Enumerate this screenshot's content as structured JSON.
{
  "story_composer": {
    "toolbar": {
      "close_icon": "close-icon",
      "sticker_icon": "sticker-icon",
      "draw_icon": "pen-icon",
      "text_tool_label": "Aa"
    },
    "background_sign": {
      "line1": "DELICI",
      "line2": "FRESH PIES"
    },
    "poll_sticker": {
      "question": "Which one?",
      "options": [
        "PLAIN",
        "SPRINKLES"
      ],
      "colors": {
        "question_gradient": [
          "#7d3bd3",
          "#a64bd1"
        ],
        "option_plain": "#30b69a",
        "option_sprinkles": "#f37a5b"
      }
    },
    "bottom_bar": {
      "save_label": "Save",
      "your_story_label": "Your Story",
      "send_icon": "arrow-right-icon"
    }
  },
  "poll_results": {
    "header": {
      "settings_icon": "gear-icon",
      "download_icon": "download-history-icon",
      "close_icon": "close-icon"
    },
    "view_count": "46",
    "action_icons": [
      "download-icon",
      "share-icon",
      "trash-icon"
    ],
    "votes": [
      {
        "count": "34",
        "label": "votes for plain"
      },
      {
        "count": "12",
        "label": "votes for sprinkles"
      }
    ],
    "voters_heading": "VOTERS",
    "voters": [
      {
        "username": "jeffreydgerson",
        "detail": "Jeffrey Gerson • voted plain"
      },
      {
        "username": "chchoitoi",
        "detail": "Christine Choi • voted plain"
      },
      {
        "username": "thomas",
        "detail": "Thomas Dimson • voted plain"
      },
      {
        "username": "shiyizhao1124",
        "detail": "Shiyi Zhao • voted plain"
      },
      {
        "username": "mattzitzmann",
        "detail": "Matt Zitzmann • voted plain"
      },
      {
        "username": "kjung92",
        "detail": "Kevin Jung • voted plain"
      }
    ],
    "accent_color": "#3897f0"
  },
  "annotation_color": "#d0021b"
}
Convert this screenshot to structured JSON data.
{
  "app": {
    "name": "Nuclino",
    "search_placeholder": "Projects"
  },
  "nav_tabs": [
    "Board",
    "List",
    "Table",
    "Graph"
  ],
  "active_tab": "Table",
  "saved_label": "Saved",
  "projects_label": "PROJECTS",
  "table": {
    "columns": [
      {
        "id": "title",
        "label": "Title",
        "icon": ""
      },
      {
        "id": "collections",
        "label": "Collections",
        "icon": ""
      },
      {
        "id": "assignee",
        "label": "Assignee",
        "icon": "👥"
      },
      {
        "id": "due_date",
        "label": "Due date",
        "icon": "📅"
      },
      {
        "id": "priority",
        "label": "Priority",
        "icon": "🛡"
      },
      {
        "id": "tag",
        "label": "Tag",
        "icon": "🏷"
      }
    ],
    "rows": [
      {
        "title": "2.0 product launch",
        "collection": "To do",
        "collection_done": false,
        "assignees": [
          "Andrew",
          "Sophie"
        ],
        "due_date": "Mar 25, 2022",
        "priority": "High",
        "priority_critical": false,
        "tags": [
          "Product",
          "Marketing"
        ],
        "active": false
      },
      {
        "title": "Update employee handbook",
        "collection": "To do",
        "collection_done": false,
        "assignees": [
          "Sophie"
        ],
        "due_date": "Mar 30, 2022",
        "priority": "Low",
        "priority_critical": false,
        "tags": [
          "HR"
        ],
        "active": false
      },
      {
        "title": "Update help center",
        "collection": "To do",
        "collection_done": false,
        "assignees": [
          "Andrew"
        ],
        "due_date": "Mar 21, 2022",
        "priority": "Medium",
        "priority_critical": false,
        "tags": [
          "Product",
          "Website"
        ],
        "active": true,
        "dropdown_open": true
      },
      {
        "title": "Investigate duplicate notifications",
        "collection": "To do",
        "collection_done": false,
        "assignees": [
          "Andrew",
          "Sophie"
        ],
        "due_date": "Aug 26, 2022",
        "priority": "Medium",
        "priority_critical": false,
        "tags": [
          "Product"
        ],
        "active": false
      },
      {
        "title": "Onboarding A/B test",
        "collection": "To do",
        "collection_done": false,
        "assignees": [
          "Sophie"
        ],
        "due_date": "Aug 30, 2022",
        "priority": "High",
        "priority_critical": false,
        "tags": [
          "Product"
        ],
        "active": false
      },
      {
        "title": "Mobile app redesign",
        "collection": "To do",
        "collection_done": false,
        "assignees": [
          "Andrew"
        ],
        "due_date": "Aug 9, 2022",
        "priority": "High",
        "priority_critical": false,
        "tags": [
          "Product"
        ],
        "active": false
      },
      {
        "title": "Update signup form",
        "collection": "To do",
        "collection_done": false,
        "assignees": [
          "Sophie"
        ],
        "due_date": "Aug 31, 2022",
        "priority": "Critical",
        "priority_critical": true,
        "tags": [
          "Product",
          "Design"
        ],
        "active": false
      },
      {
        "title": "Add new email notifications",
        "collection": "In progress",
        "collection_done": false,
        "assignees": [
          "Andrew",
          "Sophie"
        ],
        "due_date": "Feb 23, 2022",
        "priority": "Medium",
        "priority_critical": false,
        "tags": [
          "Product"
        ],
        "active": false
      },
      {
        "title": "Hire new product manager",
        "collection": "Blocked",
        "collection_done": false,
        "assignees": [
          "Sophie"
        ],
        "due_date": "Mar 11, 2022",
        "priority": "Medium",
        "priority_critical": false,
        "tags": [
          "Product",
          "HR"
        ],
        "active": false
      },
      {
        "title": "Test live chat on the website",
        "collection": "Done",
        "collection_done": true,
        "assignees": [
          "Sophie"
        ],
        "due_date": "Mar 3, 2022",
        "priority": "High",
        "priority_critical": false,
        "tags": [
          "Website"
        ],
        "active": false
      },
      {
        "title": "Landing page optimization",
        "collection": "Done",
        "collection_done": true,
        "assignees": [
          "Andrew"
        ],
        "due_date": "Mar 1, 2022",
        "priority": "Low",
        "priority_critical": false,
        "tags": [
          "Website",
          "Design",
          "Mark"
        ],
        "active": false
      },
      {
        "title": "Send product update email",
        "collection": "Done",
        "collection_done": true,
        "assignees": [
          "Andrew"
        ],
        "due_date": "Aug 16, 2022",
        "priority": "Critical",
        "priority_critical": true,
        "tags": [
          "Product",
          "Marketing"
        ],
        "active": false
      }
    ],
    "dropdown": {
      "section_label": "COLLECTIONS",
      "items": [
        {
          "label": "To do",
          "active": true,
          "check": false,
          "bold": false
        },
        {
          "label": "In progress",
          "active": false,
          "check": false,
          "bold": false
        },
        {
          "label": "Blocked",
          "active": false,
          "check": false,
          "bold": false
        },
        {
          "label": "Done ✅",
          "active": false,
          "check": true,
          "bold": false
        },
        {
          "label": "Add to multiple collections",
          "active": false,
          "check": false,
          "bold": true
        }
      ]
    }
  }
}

• **TASK REQUIREMENTS**: Return the entries in full, keeping every line exactly as it is.

• **SOLUTION TO THIS TASK**:
Enumerate this screenshot's content as structured JSON.
{
  "story_composer": {
    "toolbar": {
      "close_icon": "close-icon",
      "sticker_icon": "sticker-icon",
      "draw_icon": "pen-icon",
      "text_tool_label": "Aa"
    },
    "background_sign": {
      "line1": "DELICI",
      "line2": "FRESH PIES"
    },
    "poll_sticker": {
      "question": "Which one?",
      "options": [
        "PLAIN",
        "SPRINKLES"
      ],
      "colors": {
        "question_gradient": [
          "#7d3bd3",
          "#a64bd1"
        ],
        "option_plain": "#30b69a",
        "option_sprinkles": "#f37a5b"
      }
    },
    "bottom_bar": {
      "save_label": "Save",
      "your_story_label": "Your Story",
      "send_icon": "arrow-right-icon"
    }
  },
  "poll_results": {
    "header": {
      "settings_icon": "gear-icon",
      "download_icon": "download-history-icon",
      "close_icon": "close-icon"
    },
    "view_count": "46",
    "action_icons": [
      "download-icon",
      "share-icon",
      "trash-icon"
    ],
    "votes": [
      {
        "count": "34",
        "label": "votes for plain"
      },
      {
        "count": "12",
        "label": "votes for sprinkles"
      }
    ],
    "voters_heading": "VOTERS",
    "voters": [
      {
        "username": "jeffreydgerson",
        "detail": "Jeffrey Gerson • voted plain"
      },
      {
        "username": "chchoitoi",
        "detail": "Christine Choi • voted plain"
      },
      {
        "username": "thomas",
        "detail": "Thomas Dimson • voted plain"
      },
      {
        "username": "shiyizhao1124",
        "detail": "Shiyi Zhao • voted plain"
      },
      {
        "username": "mattzitzmann",
        "detail": "Matt Zitzmann • voted plain"
      },
      {
        "username": "kjung92",
        "detail": "Kevin Jung • voted plain"
      }
    ],
    "accent_color": "#3897f0"
  },
  "annotation_color": "#d0021b"
}
Convert this screenshot to structured JSON data.
{
  "app": {
    "name": "Nuclino",
    "search_placeholder": "Projects"
  },
  "nav_tabs": [
    "Board",
    "List",
    "Table",
    "Graph"
  ],
  "active_tab": "Table",
  "saved_label": "Saved",
  "projects_label": "PROJECTS",
  "table": {
    "columns": [
      {
        "id": "title",
        "label": "Title",
        "icon": ""
      },
      {
        "id": "collections",
        "label": "Collections",
        "icon": ""
      },
      {
        "id": "assignee",
        "label": "Assignee",
        "icon": "👥"
      },
      {
        "id": "due_date",
        "label": "Due date",
        "icon": "📅"
      },
      {
        "id": "priority",
        "label": "Priority",
        "icon": "🛡"
      },
      {
        "id": "tag",
        "label": "Tag",
        "icon": "🏷"
      }
    ],
    "rows": [
      {
        "title": "2.0 product launch",
        "collection": "To do",
        "collection_done": false,
        "assignees": [
          "Andrew",
          "Sophie"
        ],
        "due_date": "Mar 25, 2022",
        "priority": "High",
        "priority_critical": false,
        "tags": [
          "Product",
          "Marketing"
        ],
        "active": false
      },
      {
        "title": "Update employee handbook",
        "collection": "To do",
        "collection_done": false,
        "assignees": [
          "Sophie"
        ],
        "due_date": "Mar 30, 2022",
        "priority": "Low",
        "priority_critical": false,
        "tags": [
          "HR"
        ],
        "active": false
      },
      {
        "title": "Update help center",
        "collection": "To do",
        "collection_done": false,
        "assignees": [
          "Andrew"
        ],
        "due_date": "Mar 21, 2022",
        "priority": "Medium",
        "priority_critical": false,
        "tags": [
          "Product",
          "Website"
        ],
        "active": true,
        "dropdown_open": true
      },
      {
        "title": "Investigate duplicate notifications",
        "collection": "To do",
        "collection_done": false,
        "assignees": [
          "Andrew",
          "Sophie"
        ],
        "due_date": "Aug 26, 2022",
        "priority": "Medium",
        "priority_critical": false,
        "tags": [
          "Product"
        ],
        "active": false
      },
      {
        "title": "Onboarding A/B test",
        "collection": "To do",
        "collection_done": false,
        "assignees": [
          "Sophie"
        ],
        "due_date": "Aug 30, 2022",
        "priority": "High",
        "priority_critical": false,
        "tags": [
          "Product"
        ],
        "active": false
      },
      {
        "title": "Mobile app redesign",
        "collection": "To do",
        "collection_done": false,
        "assignees": [
          "Andrew"
        ],
        "due_date": "Aug 9, 2022",
        "priority": "High",
        "priority_critical": false,
        "tags": [
          "Product"
        ],
        "active": false
      },
      {
        "title": "Update signup form",
        "collection": "To do",
        "collection_done": false,
        "assignees": [
          "Sophie"
        ],
        "due_date": "Aug 31, 2022",
        "priority": "Critical",
        "priority_critical": true,
        "tags": [
          "Product",
          "Design"
        ],
        "active": false
      },
      {
        "title": "Add new email notifications",
        "collection": "In progress",
        "collection_done": false,
        "assignees": [
          "Andrew",
          "Sophie"
        ],
        "due_date": "Feb 23, 2022",
        "priority": "Medium",
        "priority_critical": false,
        "tags": [
          "Product"
        ],
        "active": false
      },
      {
        "title": "Hire new product manager",
        "collection": "Blocked",
        "collection_done": false,
        "assignees": [
          "Sophie"
        ],
        "due_date": "Mar 11, 2022",
        "priority": "Medium",
        "priority_critical": false,
        "tags": [
          "Product",
          "HR"
        ],
        "active": false
      },
      {
        "title": "Test live chat on the website",
        "collection": "Done",
        "collection_done": true,
        "assignees": [
          "Sophie"
        ],
        "due_date": "Mar 3, 2022",
        "priority": "High",
        "priority_critical": false,
        "tags": [
          "Website"
        ],
        "active": false
      },
      {
        "title": "Landing page optimization",
        "collection": "Done",
        "collection_done": true,
        "assignees": [
          "Andrew"
        ],
        "due_date": "Mar 1, 2022",
        "priority": "Low",
        "priority_critical": false,
        "tags": [
          "Website",
          "Design",
          "Mark"
        ],
        "active": false
      },
      {
        "title": "Send product update email",
        "collection": "Done",
        "collection_done": true,
        "assignees": [
          "Andrew"
        ],
        "due_date": "Aug 16, 2022",
        "priority": "Critical",
        "priority_critical": true,
        "tags": [
          "Product",
          "Marketing"
        ],
        "active": false
      }
    ],
    "dropdown": {
      "section_label": "COLLECTIONS",
      "items": [
        {
          "label": "To do",
          "active": true,
          "check": false,
          "bold": false
        },
        {
          "label": "In progress",
          "active": false,
          "check": false,
          "bold": false
        },
        {
          "label": "Blocked",
          "active": false,
          "check": false,
          "bold": false
        },
        {
          "label": "Done ✅",
          "active": false,
          "check": true,
          "bold": false
        },
        {
          "label": "Add to multiple collections",
          "active": false,
          "check": false,
          "bold": true
        }
      ]
    }
  }
}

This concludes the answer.